## Exercise
Write out the data below in full. Keep it exact.
>> START Material provided
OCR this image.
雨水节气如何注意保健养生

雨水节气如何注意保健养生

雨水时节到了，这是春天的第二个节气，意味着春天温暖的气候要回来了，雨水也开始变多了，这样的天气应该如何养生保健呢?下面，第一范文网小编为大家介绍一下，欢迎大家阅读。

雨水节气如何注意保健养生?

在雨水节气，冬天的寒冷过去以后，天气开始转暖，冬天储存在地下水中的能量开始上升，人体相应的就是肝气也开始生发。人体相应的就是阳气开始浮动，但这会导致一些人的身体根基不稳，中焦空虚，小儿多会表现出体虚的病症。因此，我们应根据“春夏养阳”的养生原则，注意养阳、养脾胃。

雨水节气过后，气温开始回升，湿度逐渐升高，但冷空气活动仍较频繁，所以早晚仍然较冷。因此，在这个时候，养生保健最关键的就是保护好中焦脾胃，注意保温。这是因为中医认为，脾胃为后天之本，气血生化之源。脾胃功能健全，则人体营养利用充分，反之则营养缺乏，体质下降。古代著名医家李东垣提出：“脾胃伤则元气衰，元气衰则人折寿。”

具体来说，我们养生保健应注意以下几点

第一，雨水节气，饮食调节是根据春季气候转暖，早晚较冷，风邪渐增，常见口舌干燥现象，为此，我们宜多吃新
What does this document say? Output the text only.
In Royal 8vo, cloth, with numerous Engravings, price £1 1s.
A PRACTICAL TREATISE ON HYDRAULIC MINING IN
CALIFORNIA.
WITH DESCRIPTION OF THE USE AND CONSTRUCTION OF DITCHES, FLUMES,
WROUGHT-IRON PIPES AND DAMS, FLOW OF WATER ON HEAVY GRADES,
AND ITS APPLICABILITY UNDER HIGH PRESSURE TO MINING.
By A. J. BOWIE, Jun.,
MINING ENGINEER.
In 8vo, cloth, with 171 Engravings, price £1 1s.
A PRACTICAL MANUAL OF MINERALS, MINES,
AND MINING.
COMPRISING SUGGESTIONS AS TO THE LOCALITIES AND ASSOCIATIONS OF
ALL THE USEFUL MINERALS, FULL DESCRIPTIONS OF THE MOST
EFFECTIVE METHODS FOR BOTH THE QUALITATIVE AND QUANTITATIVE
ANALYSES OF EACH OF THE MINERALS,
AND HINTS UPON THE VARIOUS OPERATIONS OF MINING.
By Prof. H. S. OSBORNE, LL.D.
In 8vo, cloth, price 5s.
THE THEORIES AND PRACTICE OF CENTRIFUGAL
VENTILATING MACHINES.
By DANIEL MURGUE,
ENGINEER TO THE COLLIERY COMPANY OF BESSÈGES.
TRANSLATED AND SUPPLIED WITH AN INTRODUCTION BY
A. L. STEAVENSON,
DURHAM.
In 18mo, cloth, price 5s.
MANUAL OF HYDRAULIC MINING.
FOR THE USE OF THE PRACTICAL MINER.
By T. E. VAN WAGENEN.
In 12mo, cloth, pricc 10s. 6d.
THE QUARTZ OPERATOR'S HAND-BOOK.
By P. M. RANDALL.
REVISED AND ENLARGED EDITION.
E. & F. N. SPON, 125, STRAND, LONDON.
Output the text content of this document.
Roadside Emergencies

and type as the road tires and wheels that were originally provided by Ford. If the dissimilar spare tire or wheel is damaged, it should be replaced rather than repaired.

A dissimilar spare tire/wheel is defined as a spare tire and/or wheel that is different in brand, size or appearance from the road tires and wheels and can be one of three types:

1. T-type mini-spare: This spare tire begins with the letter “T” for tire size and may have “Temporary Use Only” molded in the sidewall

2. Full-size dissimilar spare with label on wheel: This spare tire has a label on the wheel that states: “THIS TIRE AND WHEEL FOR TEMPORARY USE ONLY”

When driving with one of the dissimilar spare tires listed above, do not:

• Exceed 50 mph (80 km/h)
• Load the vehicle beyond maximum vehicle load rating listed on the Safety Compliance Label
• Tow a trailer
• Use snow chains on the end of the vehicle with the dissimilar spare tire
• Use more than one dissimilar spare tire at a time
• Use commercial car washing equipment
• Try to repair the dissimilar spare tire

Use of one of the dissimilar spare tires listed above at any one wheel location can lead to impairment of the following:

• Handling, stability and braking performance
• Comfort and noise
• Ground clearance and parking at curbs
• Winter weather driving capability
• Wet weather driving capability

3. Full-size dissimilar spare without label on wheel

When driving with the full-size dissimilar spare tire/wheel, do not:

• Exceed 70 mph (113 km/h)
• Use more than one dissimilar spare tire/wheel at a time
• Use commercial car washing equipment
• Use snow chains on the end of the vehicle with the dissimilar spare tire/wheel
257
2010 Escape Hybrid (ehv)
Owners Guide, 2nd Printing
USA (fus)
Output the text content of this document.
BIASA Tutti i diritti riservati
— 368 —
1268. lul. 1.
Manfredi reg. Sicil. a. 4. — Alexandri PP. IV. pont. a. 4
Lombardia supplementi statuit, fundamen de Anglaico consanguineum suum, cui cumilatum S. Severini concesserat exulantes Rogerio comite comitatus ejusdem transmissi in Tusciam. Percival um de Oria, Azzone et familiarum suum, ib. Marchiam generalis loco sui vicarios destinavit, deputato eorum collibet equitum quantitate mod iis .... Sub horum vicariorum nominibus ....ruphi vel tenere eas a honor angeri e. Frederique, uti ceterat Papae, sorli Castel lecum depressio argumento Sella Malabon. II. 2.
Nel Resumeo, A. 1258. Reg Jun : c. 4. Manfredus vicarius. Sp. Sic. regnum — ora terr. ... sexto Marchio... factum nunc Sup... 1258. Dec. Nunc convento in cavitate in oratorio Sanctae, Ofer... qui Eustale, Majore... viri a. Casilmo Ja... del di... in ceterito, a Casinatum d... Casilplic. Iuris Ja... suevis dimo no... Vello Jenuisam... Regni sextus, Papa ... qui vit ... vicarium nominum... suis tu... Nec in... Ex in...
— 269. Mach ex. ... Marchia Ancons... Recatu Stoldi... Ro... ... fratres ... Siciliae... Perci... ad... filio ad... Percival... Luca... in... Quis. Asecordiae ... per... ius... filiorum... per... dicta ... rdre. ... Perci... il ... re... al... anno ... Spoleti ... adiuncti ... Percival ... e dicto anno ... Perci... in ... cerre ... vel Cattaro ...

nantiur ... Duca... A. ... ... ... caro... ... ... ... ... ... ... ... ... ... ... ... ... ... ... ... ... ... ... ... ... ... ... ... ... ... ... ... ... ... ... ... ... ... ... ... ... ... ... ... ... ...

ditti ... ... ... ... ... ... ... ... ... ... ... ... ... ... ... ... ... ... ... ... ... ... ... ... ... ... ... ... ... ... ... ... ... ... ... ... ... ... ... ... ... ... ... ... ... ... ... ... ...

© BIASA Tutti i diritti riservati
>> END Material provided
## Answer for this exercise
OCR this image.
雨水节气如何注意保健养生

雨水节气如何注意保健养生

雨水时节到了，这是春天的第二个节气，意味着春天温暖的气候要回来了，雨水也开始变多了，这样的天气应该如何养生保健呢?下面，第一范文网小编为大家介绍一下，欢迎大家阅读。

雨水节气如何注意保健养生?

在雨水节气，冬天的寒冷过去以后，天气开始转暖，冬天储存在地下水中的能量开始上升，人体相应的就是肝气也开始生发。人体相应的就是阳气开始浮动，但这会导致一些人的身体根基不稳，中焦空虚，小儿多会表现出体虚的病症。因此，我们应根据“春夏养阳”的养生原则，注意养阳、养脾胃。

雨水节气过后，气温开始回升，湿度逐渐升高，但冷空气活动仍较频繁，所以早晚仍然较冷。因此，在这个时候，养生保健最关键的就是保护好中焦脾胃，注意保温。这是因为中医认为，脾胃为后天之本，气血生化之源。脾胃功能健全，则人体营养利用充分，反之则营养缺乏，体质下降。古代著名医家李东垣提出：“脾胃伤则元气衰，元气衰则人折寿。”

具体来说，我们养生保健应注意以下几点

第一，雨水节气，饮食调节是根据春季气候转暖，早晚较冷，风邪渐增，常见口舌干燥现象，为此，我们宜多吃新
What does this document say? Output the text only.
In Royal 8vo, cloth, with numerous Engravings, price £1 1s.
A PRACTICAL TREATISE ON HYDRAULIC MINING IN
CALIFORNIA.
WITH DESCRIPTION OF THE USE AND CONSTRUCTION OF DITCHES, FLUMES,
WROUGHT-IRON PIPES AND DAMS, FLOW OF WATER ON HEAVY GRADES,
AND ITS APPLICABILITY UNDER HIGH PRESSURE TO MINING.
By A. J. BOWIE, Jun.,
MINING ENGINEER.
In 8vo, cloth, with 171 Engravings, price £1 1s.
A PRACTICAL MANUAL OF MINERALS, MINES,
AND MINING.
COMPRISING SUGGESTIONS AS TO THE LOCALITIES AND ASSOCIATIONS OF
ALL THE USEFUL MINERALS, FULL DESCRIPTIONS OF THE MOST
EFFECTIVE METHODS FOR BOTH THE QUALITATIVE AND QUANTITATIVE
ANALYSES OF EACH OF THE MINERALS,
AND HINTS UPON THE VARIOUS OPERATIONS OF MINING.
By Prof. H. S. OSBORNE, LL.D.
In 8vo, cloth, price 5s.
THE THEORIES AND PRACTICE OF CENTRIFUGAL
VENTILATING MACHINES.
By DANIEL MURGUE,
ENGINEER TO THE COLLIERY COMPANY OF BESSÈGES.
TRANSLATED AND SUPPLIED WITH AN INTRODUCTION BY
A. L. STEAVENSON,
DURHAM.
In 18mo, cloth, price 5s.
MANUAL OF HYDRAULIC MINING.
FOR THE USE OF THE PRACTICAL MINER.
By T. E. VAN WAGENEN.
In 12mo, cloth, pricc 10s. 6d.
THE QUARTZ OPERATOR'S HAND-BOOK.
By P. M. RANDALL.
REVISED AND ENLARGED EDITION.
E. & F. N. SPON, 125, STRAND, LONDON.
Output the text content of this document.
Roadside Emergencies

and type as the road tires and wheels that were originally provided by Ford. If the dissimilar spare tire or wheel is damaged, it should be replaced rather than repaired.

A dissimilar spare tire/wheel is defined as a spare tire and/or wheel that is different in brand, size or appearance from the road tires and wheels and can be one of three types:

1. T-type mini-spare: This spare tire begins with the letter “T” for tire size and may have “Temporary Use Only” molded in the sidewall

2. Full-size dissimilar spare with label on wheel: This spare tire has a label on the wheel that states: “THIS TIRE AND WHEEL FOR TEMPORARY USE ONLY”

When driving with one of the dissimilar spare tires listed above, do not:

• Exceed 50 mph (80 km/h)
• Load the vehicle beyond maximum vehicle load rating listed on the Safety Compliance Label
• Tow a trailer
• Use snow chains on the end of the vehicle with the dissimilar spare tire
• Use more than one dissimilar spare tire at a time
• Use commercial car washing equipment
• Try to repair the dissimilar spare tire

Use of one of the dissimilar spare tires listed above at any one wheel location can lead to impairment of the following:

• Handling, stability and braking performance
• Comfort and noise
• Ground clearance and parking at curbs
• Winter weather driving capability
• Wet weather driving capability

3. Full-size dissimilar spare without label on wheel

When driving with the full-size dissimilar spare tire/wheel, do not:

• Exceed 70 mph (113 km/h)
• Use more than one dissimilar spare tire/wheel at a time
• Use commercial car washing equipment
• Use snow chains on the end of the vehicle with the dissimilar spare tire/wheel
257
2010 Escape Hybrid (ehv)
Owners Guide, 2nd Printing
USA (fus)
Output the text content of this document.
BIASA Tutti i diritti riservati
— 368 —
1268. lul. 1.
Manfredi reg. Sicil. a. 4. — Alexandri PP. IV. pont. a. 4
Lombardia supplementi statuit, fundamen de Anglaico consanguineum suum, cui cumilatum S. Severini concesserat exulantes Rogerio comite comitatus ejusdem transmissi in Tusciam. Percival um de Oria, Azzone et familiarum suum, ib. Marchiam generalis loco sui vicarios destinavit, deputato eorum collibet equitum quantitate mod iis .... Sub horum vicariorum nominibus ....ruphi vel tenere eas a honor angeri e. Frederique, uti ceterat Papae, sorli Castel lecum depressio argumento Sella Malabon. II. 2.
Nel Resumeo, A. 1258. Reg Jun : c. 4. Manfredus vicarius. Sp. Sic. regnum — ora terr. ... sexto Marchio... factum nunc Sup... 1258. Dec. Nunc convento in cavitate in oratorio Sanctae, Ofer... qui Eustale, Majore... viri a. Casilmo Ja... del di... in ceterito, a Casinatum d... Casilplic. Iuris Ja... suevis dimo no... Vello Jenuisam... Regni sextus, Papa ... qui vit ... vicarium nominum... suis tu... Nec in... Ex in...
— 269. Mach ex. ... Marchia Ancons... Recatu Stoldi... Ro... ... fratres ... Siciliae... Perci... ad... filio ad... Percival... Luca... in... Quis. Asecordiae ... per... ius... filiorum... per... dicta ... rdre. ... Perci... il ... re... al... anno ... Spoleti ... adiuncti ... Percival ... e dicto anno ... Perci... in ... cerre ... vel Cattaro ...

nantiur ... Duca... A. ... ... ... caro... ... ... ... ... ... ... ... ... ... ... ... ... ... ... ... ... ... ... ... ... ... ... ... ... ... ... ... ... ... ... ... ... ... ... ... ... ... ... ... ... ...

ditti ... ... ... ... ... ... ... ... ... ... ... ... ... ... ... ... ... ... ... ... ... ... ... ... ... ... ... ... ... ... ... ... ... ... ... ... ... ... ... ... ... ... ... ... ... ... ... ... ...

© BIASA Tutti i diritti riservati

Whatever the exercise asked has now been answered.